- **What you need to do**
Check each line for the string "text", then give only how many lines have it.

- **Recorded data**

━━━━━━━━━━━━━━━━

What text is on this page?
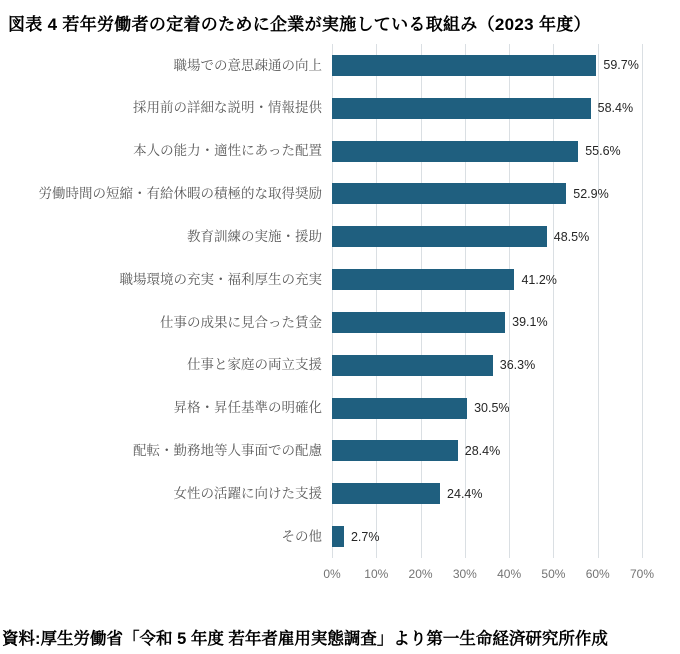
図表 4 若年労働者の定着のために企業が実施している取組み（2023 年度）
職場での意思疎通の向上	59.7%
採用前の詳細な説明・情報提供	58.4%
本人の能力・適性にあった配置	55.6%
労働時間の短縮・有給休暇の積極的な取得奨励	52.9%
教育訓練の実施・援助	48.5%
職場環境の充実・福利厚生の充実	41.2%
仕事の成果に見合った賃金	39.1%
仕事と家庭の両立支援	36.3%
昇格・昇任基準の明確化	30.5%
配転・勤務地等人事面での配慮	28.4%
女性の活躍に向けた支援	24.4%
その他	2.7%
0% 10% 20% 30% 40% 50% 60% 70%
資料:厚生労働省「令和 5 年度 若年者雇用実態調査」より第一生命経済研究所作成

━━━━━━━━━━━━━━━━

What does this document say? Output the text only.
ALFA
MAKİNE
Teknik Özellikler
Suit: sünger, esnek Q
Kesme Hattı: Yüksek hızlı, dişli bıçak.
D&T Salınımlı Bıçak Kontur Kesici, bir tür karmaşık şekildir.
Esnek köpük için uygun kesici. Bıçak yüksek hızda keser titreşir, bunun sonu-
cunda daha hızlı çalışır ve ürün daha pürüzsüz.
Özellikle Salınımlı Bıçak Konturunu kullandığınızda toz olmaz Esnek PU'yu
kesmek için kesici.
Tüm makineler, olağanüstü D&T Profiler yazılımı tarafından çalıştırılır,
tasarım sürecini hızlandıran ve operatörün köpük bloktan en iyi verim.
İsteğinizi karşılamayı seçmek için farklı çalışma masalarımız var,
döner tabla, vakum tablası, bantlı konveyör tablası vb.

━━━━━━━━━━━━━━━━

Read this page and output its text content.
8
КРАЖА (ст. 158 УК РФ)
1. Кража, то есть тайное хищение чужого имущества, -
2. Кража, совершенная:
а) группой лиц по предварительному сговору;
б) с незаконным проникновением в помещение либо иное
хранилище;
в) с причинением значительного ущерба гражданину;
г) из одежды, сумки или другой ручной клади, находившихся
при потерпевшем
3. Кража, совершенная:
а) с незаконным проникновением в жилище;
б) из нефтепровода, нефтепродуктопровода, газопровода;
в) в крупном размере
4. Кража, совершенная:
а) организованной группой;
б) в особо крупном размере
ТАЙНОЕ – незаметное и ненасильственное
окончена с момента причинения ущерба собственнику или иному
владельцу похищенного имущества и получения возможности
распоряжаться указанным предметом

━━━━━━━━━━━━━━━━

- **Response to the task**
3